** START Records for this exercise **
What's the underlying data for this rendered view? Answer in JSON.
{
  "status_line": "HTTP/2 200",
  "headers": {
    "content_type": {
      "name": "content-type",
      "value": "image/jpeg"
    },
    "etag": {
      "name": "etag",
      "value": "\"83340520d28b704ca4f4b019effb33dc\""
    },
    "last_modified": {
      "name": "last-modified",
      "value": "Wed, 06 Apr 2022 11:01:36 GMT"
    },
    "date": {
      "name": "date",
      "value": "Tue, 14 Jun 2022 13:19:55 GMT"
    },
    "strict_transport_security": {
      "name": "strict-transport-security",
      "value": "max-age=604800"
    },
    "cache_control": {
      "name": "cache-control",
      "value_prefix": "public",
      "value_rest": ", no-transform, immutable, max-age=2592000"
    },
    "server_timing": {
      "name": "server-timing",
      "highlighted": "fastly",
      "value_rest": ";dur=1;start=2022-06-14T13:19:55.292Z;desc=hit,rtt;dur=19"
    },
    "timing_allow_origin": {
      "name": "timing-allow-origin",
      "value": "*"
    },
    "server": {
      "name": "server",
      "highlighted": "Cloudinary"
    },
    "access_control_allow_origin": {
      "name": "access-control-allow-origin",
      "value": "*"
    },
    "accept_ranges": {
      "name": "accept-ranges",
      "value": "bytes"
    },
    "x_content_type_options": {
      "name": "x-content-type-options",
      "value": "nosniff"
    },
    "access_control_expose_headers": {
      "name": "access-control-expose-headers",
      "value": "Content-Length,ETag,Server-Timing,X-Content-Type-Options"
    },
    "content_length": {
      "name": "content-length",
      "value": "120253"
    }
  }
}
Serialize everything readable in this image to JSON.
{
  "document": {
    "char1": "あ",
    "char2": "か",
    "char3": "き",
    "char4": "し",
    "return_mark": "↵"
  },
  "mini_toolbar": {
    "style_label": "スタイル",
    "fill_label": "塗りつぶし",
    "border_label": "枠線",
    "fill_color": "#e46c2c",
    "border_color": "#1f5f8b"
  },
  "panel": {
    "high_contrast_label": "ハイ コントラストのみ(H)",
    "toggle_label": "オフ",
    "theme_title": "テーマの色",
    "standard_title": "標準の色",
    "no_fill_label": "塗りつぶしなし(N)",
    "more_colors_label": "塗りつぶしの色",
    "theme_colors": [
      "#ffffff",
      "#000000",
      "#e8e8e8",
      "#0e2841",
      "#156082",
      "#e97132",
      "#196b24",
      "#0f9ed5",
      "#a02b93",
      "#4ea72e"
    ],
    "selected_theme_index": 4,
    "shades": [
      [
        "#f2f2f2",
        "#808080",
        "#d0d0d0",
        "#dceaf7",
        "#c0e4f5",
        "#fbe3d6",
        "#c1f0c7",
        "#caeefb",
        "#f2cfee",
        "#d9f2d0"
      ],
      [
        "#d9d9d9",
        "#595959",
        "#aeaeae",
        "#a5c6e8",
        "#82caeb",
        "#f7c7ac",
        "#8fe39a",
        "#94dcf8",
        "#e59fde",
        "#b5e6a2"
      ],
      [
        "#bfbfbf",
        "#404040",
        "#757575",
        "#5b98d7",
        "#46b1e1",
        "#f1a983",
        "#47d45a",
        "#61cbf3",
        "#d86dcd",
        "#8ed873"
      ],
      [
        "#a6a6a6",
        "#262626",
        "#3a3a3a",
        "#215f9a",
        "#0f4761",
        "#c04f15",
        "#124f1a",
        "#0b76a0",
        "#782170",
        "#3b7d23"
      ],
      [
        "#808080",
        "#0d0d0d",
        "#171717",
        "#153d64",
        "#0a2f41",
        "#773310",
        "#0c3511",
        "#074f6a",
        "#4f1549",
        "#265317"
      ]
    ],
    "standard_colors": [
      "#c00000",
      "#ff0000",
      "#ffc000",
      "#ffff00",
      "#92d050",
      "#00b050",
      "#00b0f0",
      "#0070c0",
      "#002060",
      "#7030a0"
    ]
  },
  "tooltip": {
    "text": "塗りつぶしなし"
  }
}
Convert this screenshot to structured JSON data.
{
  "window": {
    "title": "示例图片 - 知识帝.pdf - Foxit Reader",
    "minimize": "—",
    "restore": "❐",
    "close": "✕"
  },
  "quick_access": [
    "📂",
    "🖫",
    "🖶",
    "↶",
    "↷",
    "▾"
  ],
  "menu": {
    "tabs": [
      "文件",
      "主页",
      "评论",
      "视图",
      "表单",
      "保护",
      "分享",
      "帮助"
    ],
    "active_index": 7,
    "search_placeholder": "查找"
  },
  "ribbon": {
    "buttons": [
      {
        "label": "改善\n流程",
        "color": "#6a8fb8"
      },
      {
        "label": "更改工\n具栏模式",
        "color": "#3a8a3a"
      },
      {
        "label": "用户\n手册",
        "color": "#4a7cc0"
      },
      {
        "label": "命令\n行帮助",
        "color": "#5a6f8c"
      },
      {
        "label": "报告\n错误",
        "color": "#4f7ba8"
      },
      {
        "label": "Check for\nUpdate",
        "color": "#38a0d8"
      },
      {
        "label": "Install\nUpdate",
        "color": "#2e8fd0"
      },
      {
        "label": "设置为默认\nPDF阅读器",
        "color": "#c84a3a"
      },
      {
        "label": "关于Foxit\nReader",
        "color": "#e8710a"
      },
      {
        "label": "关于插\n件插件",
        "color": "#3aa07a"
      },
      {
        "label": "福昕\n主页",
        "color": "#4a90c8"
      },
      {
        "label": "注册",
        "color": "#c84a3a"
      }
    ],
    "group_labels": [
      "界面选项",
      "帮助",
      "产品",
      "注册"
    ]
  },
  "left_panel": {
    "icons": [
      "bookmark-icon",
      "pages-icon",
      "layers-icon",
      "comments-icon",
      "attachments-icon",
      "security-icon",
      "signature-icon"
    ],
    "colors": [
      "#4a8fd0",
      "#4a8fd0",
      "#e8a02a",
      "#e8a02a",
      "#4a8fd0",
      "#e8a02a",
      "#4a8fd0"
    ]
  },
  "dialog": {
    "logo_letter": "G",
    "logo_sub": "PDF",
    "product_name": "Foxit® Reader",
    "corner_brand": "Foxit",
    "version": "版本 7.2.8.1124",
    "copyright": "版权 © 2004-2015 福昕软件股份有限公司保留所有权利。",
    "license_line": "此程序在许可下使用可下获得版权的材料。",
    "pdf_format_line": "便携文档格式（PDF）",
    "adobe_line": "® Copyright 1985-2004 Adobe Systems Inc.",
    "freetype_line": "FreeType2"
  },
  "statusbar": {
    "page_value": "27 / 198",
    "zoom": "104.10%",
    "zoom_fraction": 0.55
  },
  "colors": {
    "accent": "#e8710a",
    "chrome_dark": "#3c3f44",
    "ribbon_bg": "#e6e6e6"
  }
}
** END Records for this exercise **
Using the records above, gather all lines where the string "nUpdate" is present.

        "label": "Check for\nUpdate",
        "label": "Install\nUpdate",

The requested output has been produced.